INPUT DATA:

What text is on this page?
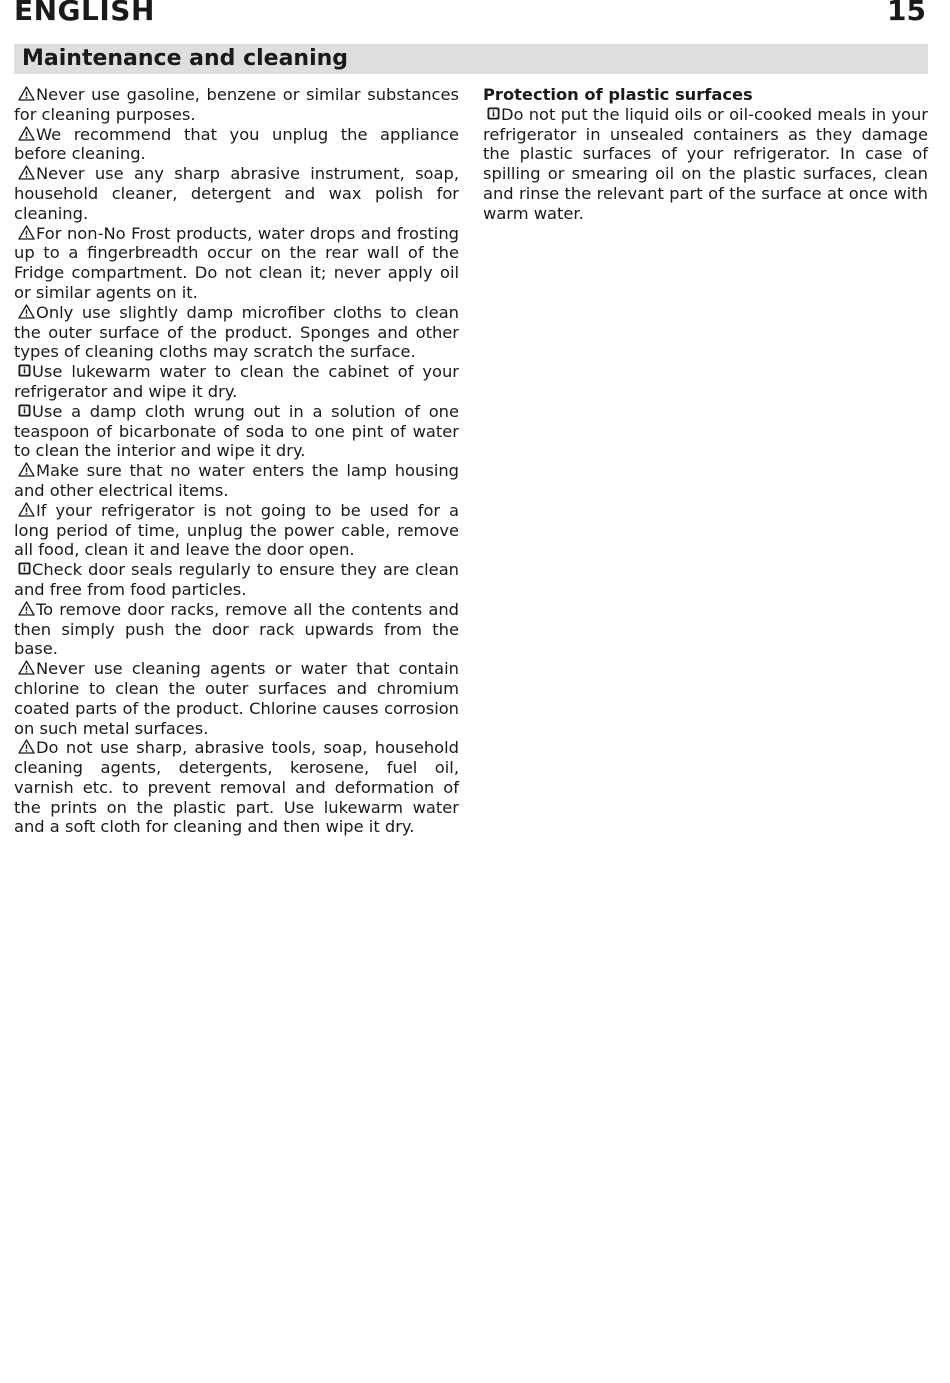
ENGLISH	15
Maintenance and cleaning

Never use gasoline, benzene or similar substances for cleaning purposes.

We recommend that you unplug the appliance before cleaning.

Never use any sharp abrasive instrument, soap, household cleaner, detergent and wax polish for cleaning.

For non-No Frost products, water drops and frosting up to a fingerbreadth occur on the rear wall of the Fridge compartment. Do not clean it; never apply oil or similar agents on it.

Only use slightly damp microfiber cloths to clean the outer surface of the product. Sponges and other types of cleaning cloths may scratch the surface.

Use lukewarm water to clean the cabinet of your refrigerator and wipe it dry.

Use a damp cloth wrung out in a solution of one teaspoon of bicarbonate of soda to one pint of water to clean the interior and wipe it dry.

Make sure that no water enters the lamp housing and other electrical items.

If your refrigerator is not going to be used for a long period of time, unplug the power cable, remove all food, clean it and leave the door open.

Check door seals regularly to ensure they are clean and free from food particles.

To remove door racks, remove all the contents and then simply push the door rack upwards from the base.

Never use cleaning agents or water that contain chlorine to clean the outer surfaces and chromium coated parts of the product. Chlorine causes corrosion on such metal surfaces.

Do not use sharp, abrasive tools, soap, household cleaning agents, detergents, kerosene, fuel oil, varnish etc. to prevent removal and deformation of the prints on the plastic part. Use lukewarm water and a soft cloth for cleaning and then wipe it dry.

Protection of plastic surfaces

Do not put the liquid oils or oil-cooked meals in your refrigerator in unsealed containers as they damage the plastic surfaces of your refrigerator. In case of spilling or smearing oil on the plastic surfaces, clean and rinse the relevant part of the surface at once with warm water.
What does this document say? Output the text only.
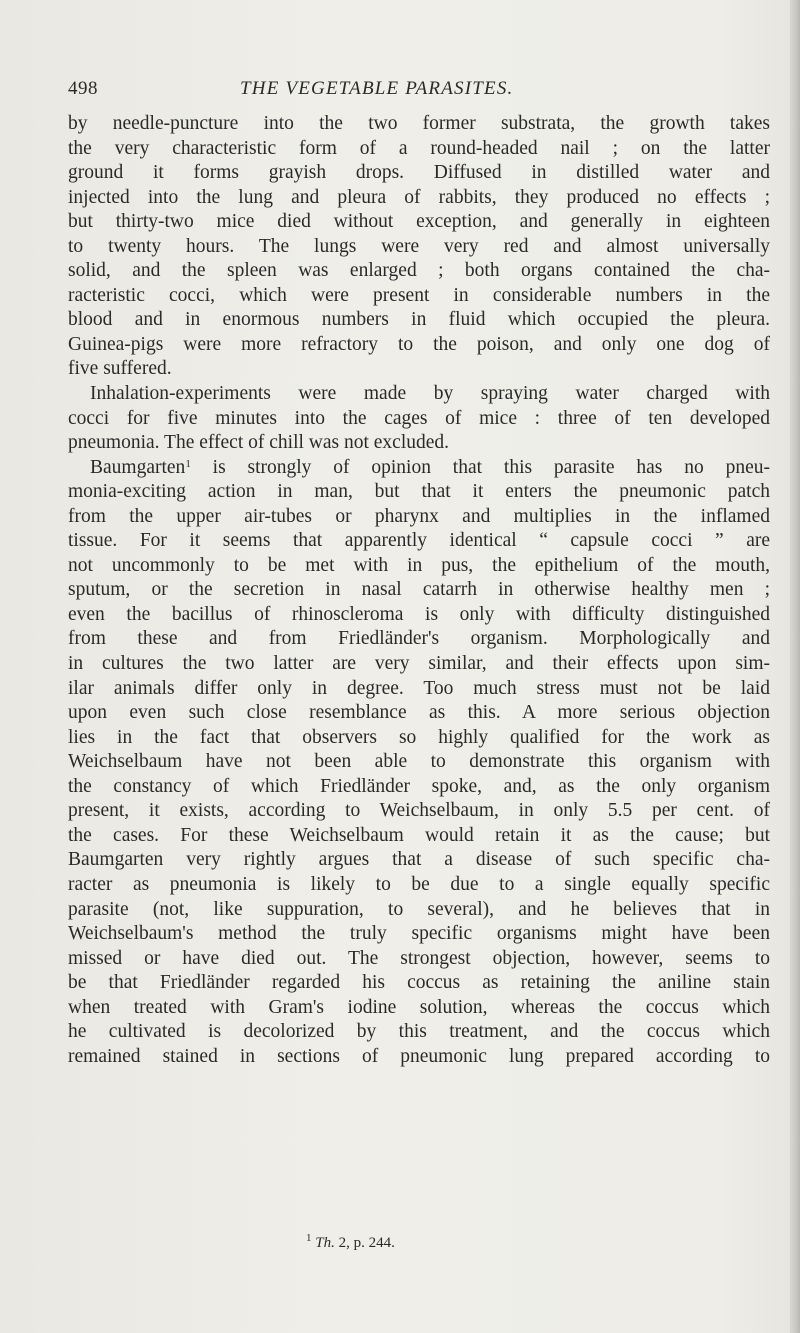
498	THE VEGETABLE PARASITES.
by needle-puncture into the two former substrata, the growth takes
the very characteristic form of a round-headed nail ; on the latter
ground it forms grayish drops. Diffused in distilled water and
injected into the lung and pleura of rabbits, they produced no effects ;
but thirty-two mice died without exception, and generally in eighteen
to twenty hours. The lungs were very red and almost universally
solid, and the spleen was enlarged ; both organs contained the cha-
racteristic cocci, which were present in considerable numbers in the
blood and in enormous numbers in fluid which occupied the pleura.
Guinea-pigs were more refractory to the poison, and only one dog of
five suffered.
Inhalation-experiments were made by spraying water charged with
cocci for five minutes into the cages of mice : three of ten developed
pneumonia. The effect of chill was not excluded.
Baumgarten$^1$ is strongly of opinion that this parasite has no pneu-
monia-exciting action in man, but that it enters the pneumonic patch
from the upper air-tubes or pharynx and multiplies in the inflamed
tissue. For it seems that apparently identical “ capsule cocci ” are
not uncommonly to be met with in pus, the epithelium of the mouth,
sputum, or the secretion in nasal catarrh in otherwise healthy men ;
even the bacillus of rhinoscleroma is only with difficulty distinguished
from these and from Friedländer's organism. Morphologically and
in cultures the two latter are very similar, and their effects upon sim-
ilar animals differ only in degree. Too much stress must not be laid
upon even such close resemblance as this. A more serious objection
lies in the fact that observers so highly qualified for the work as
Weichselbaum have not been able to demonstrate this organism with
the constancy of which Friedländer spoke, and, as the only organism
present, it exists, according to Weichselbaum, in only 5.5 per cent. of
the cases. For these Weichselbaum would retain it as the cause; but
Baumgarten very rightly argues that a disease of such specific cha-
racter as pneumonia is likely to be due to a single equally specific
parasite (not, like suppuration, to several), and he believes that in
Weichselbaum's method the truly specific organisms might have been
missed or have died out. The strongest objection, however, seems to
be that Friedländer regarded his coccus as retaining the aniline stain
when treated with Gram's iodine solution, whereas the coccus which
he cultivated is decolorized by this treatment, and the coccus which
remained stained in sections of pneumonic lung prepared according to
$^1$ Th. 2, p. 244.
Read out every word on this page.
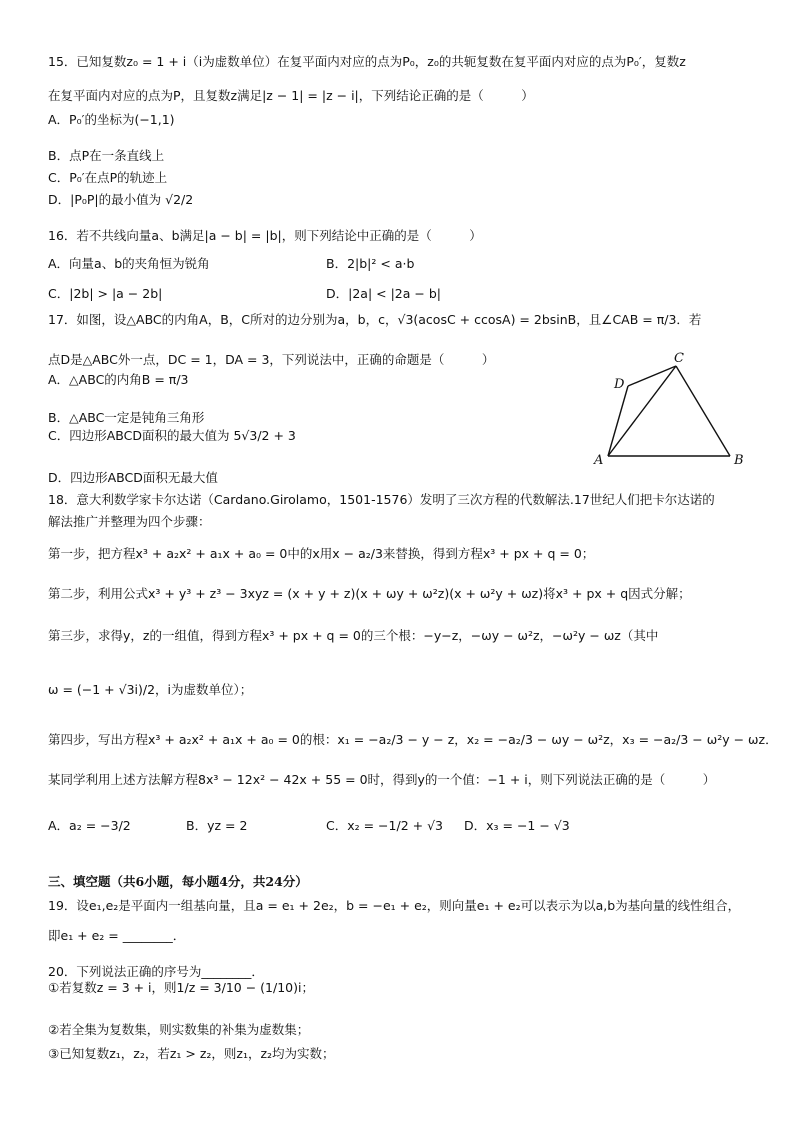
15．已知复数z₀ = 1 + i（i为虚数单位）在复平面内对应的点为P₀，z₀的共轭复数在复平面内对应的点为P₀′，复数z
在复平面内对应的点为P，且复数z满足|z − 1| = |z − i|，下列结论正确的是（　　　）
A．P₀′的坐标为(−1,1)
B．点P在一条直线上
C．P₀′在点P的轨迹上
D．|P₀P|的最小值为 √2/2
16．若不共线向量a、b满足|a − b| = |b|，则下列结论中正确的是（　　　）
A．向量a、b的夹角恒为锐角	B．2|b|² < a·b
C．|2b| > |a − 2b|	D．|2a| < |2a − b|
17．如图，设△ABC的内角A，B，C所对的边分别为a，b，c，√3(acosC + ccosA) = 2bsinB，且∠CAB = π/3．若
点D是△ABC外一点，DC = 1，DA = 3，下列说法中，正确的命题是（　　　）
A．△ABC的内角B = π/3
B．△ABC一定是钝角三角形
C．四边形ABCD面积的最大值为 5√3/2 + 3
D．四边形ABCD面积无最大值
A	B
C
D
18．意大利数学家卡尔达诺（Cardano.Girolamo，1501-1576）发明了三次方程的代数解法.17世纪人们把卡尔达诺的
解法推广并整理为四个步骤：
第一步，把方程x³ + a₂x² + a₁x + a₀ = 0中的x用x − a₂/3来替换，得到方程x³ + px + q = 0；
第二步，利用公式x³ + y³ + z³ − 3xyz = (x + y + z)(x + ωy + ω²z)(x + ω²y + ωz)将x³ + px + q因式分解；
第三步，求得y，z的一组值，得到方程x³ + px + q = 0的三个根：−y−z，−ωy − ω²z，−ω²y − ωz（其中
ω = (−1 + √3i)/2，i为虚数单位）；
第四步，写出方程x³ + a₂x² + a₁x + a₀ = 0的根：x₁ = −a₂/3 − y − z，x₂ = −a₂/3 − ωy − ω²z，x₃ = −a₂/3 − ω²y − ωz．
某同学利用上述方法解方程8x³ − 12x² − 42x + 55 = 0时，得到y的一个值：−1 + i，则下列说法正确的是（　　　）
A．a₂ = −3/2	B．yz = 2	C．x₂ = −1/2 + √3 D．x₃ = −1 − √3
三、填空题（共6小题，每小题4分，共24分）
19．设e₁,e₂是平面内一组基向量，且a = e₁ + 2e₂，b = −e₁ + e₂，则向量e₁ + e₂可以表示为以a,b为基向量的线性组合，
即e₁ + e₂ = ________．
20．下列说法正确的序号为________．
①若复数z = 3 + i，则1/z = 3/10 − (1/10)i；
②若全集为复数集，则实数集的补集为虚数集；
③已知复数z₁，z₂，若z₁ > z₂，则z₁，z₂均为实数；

YOUR GOAL: The material above holds pictures; copy everything else in it exactly.

TASK OUTPUT:
What text is on this page?
ENGLISH	15
Maintenance and cleaning

Never use gasoline, benzene or similar substances for cleaning purposes.

We recommend that you unplug the appliance before cleaning.

Never use any sharp abrasive instrument, soap, household cleaner, detergent and wax polish for cleaning.

For non-No Frost products, water drops and frosting up to a fingerbreadth occur on the rear wall of the Fridge compartment. Do not clean it; never apply oil or similar agents on it.

Only use slightly damp microfiber cloths to clean the outer surface of the product. Sponges and other types of cleaning cloths may scratch the surface.

Use lukewarm water to clean the cabinet of your refrigerator and wipe it dry.

Use a damp cloth wrung out in a solution of one teaspoon of bicarbonate of soda to one pint of water to clean the interior and wipe it dry.

Make sure that no water enters the lamp housing and other electrical items.

If your refrigerator is not going to be used for a long period of time, unplug the power cable, remove all food, clean it and leave the door open.

Check door seals regularly to ensure they are clean and free from food particles.

To remove door racks, remove all the contents and then simply push the door rack upwards from the base.

Never use cleaning agents or water that contain chlorine to clean the outer surfaces and chromium coated parts of the product. Chlorine causes corrosion on such metal surfaces.

Do not use sharp, abrasive tools, soap, household cleaning agents, detergents, kerosene, fuel oil, varnish etc. to prevent removal and deformation of the prints on the plastic part. Use lukewarm water and a soft cloth for cleaning and then wipe it dry.

Protection of plastic surfaces

Do not put the liquid oils or oil-cooked meals in your refrigerator in unsealed containers as they damage the plastic surfaces of your refrigerator. In case of spilling or smearing oil on the plastic surfaces, clean and rinse the relevant part of the surface at once with warm water.
What does this document say? Output the text only.
498	THE VEGETABLE PARASITES.
by needle-puncture into the two former substrata, the growth takes
the very characteristic form of a round-headed nail ; on the latter
ground it forms grayish drops. Diffused in distilled water and
injected into the lung and pleura of rabbits, they produced no effects ;
but thirty-two mice died without exception, and generally in eighteen
to twenty hours. The lungs were very red and almost universally
solid, and the spleen was enlarged ; both organs contained the cha-
racteristic cocci, which were present in considerable numbers in the
blood and in enormous numbers in fluid which occupied the pleura.
Guinea-pigs were more refractory to the poison, and only one dog of
five suffered.
Inhalation-experiments were made by spraying water charged with
cocci for five minutes into the cages of mice : three of ten developed
pneumonia. The effect of chill was not excluded.
Baumgarten$^1$ is strongly of opinion that this parasite has no pneu-
monia-exciting action in man, but that it enters the pneumonic patch
from the upper air-tubes or pharynx and multiplies in the inflamed
tissue. For it seems that apparently identical “ capsule cocci ” are
not uncommonly to be met with in pus, the epithelium of the mouth,
sputum, or the secretion in nasal catarrh in otherwise healthy men ;
even the bacillus of rhinoscleroma is only with difficulty distinguished
from these and from Friedländer's organism. Morphologically and
in cultures the two latter are very similar, and their effects upon sim-
ilar animals differ only in degree. Too much stress must not be laid
upon even such close resemblance as this. A more serious objection
lies in the fact that observers so highly qualified for the work as
Weichselbaum have not been able to demonstrate this organism with
the constancy of which Friedländer spoke, and, as the only organism
present, it exists, according to Weichselbaum, in only 5.5 per cent. of
the cases. For these Weichselbaum would retain it as the cause; but
Baumgarten very rightly argues that a disease of such specific cha-
racter as pneumonia is likely to be due to a single equally specific
parasite (not, like suppuration, to several), and he believes that in
Weichselbaum's method the truly specific organisms might have been
missed or have died out. The strongest objection, however, seems to
be that Friedländer regarded his coccus as retaining the aniline stain
when treated with Gram's iodine solution, whereas the coccus which
he cultivated is decolorized by this treatment, and the coccus which
remained stained in sections of pneumonic lung prepared according to
$^1$ Th. 2, p. 244.
Read out every word on this page.
15．已知复数z₀ = 1 + i（i为虚数单位）在复平面内对应的点为P₀，z₀的共轭复数在复平面内对应的点为P₀′，复数z
在复平面内对应的点为P，且复数z满足|z − 1| = |z − i|，下列结论正确的是（　　　）
A．P₀′的坐标为(−1,1)
B．点P在一条直线上
C．P₀′在点P的轨迹上
D．|P₀P|的最小值为 √2/2
16．若不共线向量a、b满足|a − b| = |b|，则下列结论中正确的是（　　　）
A．向量a、b的夹角恒为锐角	B．2|b|² < a·b
C．|2b| > |a − 2b|	D．|2a| < |2a − b|
17．如图，设△ABC的内角A，B，C所对的边分别为a，b，c，√3(acosC + ccosA) = 2bsinB，且∠CAB = π/3．若
点D是△ABC外一点，DC = 1，DA = 3，下列说法中，正确的命题是（　　　）
A．△ABC的内角B = π/3
B．△ABC一定是钝角三角形
C．四边形ABCD面积的最大值为 5√3/2 + 3
D．四边形ABCD面积无最大值
A	B
C
D
18．意大利数学家卡尔达诺（Cardano.Girolamo，1501-1576）发明了三次方程的代数解法.17世纪人们把卡尔达诺的
解法推广并整理为四个步骤：
第一步，把方程x³ + a₂x² + a₁x + a₀ = 0中的x用x − a₂/3来替换，得到方程x³ + px + q = 0；
第二步，利用公式x³ + y³ + z³ − 3xyz = (x + y + z)(x + ωy + ω²z)(x + ω²y + ωz)将x³ + px + q因式分解；
第三步，求得y，z的一组值，得到方程x³ + px + q = 0的三个根：−y−z，−ωy − ω²z，−ω²y − ωz（其中
ω = (−1 + √3i)/2，i为虚数单位）；
第四步，写出方程x³ + a₂x² + a₁x + a₀ = 0的根：x₁ = −a₂/3 − y − z，x₂ = −a₂/3 − ωy − ω²z，x₃ = −a₂/3 − ω²y − ωz．
某同学利用上述方法解方程8x³ − 12x² − 42x + 55 = 0时，得到y的一个值：−1 + i，则下列说法正确的是（　　　）
A．a₂ = −3/2	B．yz = 2	C．x₂ = −1/2 + √3 D．x₃ = −1 − √3
三、填空题（共6小题，每小题4分，共24分）
19．设e₁,e₂是平面内一组基向量，且a = e₁ + 2e₂，b = −e₁ + e₂，则向量e₁ + e₂可以表示为以a,b为基向量的线性组合，
即e₁ + e₂ = ________．
20．下列说法正确的序号为________．
①若复数z = 3 + i，则1/z = 3/10 − (1/10)i；
②若全集为复数集，则实数集的补集为虚数集；
③已知复数z₁，z₂，若z₁ > z₂，则z₁，z₂均为实数；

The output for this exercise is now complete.